### Goal
Pick every line from the data that holds the word "color".

— START OF Data shown —

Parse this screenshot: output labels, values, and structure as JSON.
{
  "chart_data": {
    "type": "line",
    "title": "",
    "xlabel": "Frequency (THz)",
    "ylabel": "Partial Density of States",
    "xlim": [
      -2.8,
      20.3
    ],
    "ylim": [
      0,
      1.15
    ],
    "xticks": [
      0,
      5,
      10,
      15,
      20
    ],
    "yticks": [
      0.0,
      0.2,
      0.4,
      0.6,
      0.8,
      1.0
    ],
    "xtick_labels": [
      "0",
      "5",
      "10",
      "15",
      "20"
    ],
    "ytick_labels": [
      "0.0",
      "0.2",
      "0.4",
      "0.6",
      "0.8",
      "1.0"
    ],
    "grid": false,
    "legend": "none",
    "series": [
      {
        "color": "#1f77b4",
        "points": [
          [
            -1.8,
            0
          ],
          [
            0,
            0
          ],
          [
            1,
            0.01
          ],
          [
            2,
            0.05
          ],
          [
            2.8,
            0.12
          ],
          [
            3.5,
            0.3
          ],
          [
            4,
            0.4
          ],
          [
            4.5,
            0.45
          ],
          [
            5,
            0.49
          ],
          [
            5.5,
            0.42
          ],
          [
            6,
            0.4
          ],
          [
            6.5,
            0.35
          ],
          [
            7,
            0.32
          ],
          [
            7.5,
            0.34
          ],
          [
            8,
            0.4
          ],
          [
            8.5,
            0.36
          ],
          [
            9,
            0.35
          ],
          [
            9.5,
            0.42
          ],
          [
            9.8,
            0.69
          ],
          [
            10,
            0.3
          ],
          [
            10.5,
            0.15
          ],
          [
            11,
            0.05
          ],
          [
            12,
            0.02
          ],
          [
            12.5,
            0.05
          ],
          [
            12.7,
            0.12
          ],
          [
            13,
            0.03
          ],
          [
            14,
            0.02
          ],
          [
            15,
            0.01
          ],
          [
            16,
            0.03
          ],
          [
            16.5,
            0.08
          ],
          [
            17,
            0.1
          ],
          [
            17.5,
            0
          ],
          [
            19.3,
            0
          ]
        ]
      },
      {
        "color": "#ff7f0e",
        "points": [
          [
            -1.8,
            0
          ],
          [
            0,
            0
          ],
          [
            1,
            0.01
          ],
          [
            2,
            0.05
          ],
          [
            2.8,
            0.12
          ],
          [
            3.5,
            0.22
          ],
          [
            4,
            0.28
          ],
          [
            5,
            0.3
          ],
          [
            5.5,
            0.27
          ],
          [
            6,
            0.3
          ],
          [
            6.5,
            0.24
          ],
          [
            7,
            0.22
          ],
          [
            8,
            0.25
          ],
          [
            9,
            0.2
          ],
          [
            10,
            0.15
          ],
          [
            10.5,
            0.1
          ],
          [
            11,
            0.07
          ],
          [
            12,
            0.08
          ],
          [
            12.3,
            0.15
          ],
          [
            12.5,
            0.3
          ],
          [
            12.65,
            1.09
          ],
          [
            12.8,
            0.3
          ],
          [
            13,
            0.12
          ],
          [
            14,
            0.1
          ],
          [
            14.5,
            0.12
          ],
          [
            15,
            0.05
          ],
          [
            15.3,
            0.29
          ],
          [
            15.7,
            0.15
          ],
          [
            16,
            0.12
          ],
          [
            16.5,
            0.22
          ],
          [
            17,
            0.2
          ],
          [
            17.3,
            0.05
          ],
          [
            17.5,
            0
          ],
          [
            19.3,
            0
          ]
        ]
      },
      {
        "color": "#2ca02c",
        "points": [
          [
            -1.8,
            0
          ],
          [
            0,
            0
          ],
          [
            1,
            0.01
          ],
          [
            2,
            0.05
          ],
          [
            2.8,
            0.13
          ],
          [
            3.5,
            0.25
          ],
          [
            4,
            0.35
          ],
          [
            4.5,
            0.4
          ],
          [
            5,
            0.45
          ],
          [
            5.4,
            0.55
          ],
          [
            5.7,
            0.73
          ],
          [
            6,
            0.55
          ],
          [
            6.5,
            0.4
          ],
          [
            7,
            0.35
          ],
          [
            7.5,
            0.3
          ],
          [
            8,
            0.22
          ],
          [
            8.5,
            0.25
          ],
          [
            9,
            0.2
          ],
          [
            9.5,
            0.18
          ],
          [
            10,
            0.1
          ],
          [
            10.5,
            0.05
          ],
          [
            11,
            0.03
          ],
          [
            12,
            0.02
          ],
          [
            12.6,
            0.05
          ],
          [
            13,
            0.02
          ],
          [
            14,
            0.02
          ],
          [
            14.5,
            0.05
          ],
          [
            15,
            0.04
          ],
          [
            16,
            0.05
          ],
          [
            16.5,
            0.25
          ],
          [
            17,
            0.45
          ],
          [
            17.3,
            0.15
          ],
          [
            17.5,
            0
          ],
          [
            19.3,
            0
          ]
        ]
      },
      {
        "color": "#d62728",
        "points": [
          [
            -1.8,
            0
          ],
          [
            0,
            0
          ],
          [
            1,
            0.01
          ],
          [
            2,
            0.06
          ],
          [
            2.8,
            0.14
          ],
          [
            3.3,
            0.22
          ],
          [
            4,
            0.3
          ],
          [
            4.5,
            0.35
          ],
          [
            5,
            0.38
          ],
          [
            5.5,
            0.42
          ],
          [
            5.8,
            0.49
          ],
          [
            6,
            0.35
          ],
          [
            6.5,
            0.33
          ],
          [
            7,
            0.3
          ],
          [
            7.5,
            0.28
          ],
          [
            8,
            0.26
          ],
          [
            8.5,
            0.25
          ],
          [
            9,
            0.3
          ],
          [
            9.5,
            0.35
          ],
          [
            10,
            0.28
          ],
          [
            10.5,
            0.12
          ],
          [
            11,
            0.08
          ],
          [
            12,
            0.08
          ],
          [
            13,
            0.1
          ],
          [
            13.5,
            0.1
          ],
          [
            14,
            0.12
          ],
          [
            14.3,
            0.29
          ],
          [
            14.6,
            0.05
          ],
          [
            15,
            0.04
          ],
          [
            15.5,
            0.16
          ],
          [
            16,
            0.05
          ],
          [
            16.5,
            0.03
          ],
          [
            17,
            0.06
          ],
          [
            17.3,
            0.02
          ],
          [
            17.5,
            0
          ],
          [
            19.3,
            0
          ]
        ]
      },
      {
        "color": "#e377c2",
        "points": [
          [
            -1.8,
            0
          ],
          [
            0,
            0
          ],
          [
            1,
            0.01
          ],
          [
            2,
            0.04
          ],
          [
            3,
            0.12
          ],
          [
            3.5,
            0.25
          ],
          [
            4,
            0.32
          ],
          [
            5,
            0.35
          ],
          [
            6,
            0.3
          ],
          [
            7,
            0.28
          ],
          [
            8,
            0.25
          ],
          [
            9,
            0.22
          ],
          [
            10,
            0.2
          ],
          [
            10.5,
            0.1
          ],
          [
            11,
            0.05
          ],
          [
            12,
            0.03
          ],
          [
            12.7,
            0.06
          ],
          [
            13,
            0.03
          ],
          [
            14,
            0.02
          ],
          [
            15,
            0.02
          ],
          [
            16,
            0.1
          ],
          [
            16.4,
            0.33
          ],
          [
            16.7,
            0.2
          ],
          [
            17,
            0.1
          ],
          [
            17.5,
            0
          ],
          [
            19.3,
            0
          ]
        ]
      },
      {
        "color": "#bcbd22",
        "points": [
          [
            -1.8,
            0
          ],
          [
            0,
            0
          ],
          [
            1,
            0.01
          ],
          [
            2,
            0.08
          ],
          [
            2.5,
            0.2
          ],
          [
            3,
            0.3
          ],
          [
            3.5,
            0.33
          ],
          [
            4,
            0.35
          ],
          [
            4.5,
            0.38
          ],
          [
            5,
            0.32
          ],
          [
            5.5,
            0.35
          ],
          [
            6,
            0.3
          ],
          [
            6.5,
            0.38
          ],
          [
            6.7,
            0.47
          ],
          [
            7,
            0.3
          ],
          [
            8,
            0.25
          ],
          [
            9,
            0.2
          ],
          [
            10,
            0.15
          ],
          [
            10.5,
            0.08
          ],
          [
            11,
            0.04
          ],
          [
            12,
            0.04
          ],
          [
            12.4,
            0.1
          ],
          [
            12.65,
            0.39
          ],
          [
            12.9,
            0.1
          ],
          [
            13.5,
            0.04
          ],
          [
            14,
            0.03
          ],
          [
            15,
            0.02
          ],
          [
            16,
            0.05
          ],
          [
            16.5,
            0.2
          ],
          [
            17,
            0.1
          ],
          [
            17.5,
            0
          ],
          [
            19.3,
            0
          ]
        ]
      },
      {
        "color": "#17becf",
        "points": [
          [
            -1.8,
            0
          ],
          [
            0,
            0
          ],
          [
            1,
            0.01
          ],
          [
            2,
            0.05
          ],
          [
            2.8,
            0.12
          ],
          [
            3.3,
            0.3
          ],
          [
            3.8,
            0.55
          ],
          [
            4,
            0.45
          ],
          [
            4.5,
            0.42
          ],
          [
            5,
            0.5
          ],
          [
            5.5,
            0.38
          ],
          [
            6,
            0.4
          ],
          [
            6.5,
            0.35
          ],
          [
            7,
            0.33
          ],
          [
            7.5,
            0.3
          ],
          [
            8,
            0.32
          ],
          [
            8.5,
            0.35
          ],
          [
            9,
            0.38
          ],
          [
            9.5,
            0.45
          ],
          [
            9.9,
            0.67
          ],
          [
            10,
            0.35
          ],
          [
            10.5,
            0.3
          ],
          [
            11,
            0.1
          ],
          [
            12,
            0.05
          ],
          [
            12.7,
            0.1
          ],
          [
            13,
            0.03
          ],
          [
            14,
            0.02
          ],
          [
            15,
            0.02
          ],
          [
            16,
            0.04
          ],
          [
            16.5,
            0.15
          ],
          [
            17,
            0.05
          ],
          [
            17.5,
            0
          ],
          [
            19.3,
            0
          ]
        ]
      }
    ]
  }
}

— END OF Data shown —

### Result of the exercise
        "color": "#1f77b4",
        "color": "#ff7f0e",
        "color": "#2ca02c",
        "color": "#d62728",
        "color": "#e377c2",
        "color": "#bcbd22",
        "color": "#17becf",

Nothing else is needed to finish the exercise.